▶ **Written exercise**
Your task is to transcribe all of the data below exactly, omitting the images.

▶ **Excerpt from a dataset**
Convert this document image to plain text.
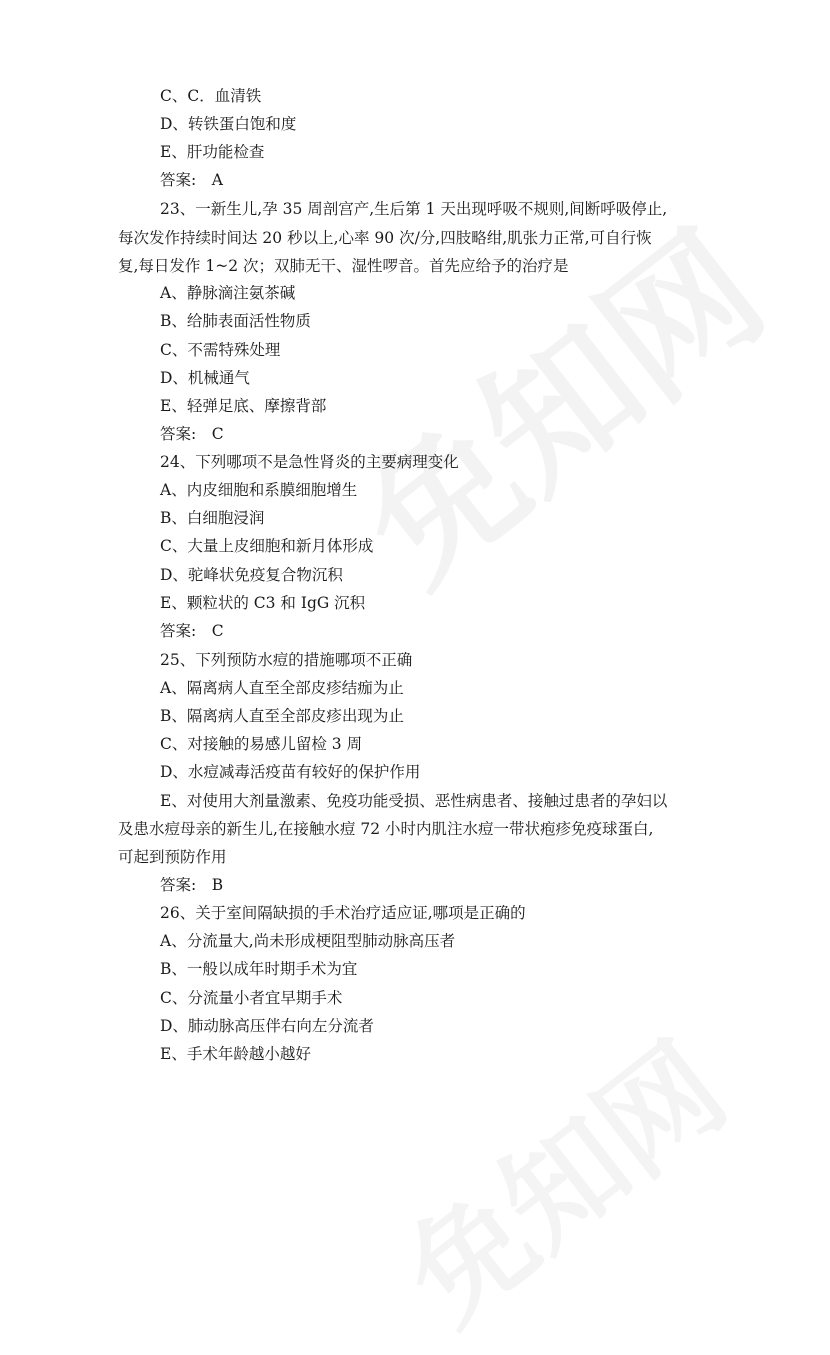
C、C．血清铁
D、转铁蛋白饱和度
E、肝功能检查
答案:　A
23、一新生儿,孕 35 周剖宫产,生后第 1 天出现呼吸不规则,间断呼吸停止,
每次发作持续时间达 20 秒以上,心率 90 次/分,四肢略绀,肌张力正常,可自行恢
复,每日发作 1~2 次；双肺无干、湿性啰音。首先应给予的治疗是
A、静脉滴注氨茶碱
B、给肺表面活性物质
C、不需特殊处理
D、机械通气
E、轻弹足底、摩擦背部
答案:　C
24、下列哪项不是急性肾炎的主要病理变化
A、内皮细胞和系膜细胞增生
B、白细胞浸润
C、大量上皮细胞和新月体形成
D、驼峰状免疫复合物沉积
E、颗粒状的 C3 和 IgG 沉积
答案:　C
25、下列预防水痘的措施哪项不正确
A、隔离病人直至全部皮疹结痂为止
B、隔离病人直至全部皮疹出现为止
C、对接触的易感儿留检 3 周
D、水痘减毒活疫苗有较好的保护作用
E、对使用大剂量激素、免疫功能受损、恶性病患者、接触过患者的孕妇以
及患水痘母亲的新生儿,在接触水痘 72 小时内肌注水痘一带状疱疹免疫球蛋白,
可起到预防作用
答案:　B
26、关于室间隔缺损的手术治疗适应证,哪项是正确的
A、分流量大,尚未形成梗阻型肺动脉高压者
B、一般以成年时期手术为宜
C、分流量小者宜早期手术
D、肺动脉高压伴右向左分流者
E、手术年龄越小越好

▶ **Worked solution**
Convert this document image to plain text.
C、C．血清铁
D、转铁蛋白饱和度
E、肝功能检查
答案:　A
23、一新生儿,孕 35 周剖宫产,生后第 1 天出现呼吸不规则,间断呼吸停止,
每次发作持续时间达 20 秒以上,心率 90 次/分,四肢略绀,肌张力正常,可自行恢
复,每日发作 1~2 次；双肺无干、湿性啰音。首先应给予的治疗是
A、静脉滴注氨茶碱
B、给肺表面活性物质
C、不需特殊处理
D、机械通气
E、轻弹足底、摩擦背部
答案:　C
24、下列哪项不是急性肾炎的主要病理变化
A、内皮细胞和系膜细胞增生
B、白细胞浸润
C、大量上皮细胞和新月体形成
D、驼峰状免疫复合物沉积
E、颗粒状的 C3 和 IgG 沉积
答案:　C
25、下列预防水痘的措施哪项不正确
A、隔离病人直至全部皮疹结痂为止
B、隔离病人直至全部皮疹出现为止
C、对接触的易感儿留检 3 周
D、水痘减毒活疫苗有较好的保护作用
E、对使用大剂量激素、免疫功能受损、恶性病患者、接触过患者的孕妇以
及患水痘母亲的新生儿,在接触水痘 72 小时内肌注水痘一带状疱疹免疫球蛋白,
可起到预防作用
答案:　B
26、关于室间隔缺损的手术治疗适应证,哪项是正确的
A、分流量大,尚未形成梗阻型肺动脉高压者
B、一般以成年时期手术为宜
C、分流量小者宜早期手术
D、肺动脉高压伴右向左分流者
E、手术年龄越小越好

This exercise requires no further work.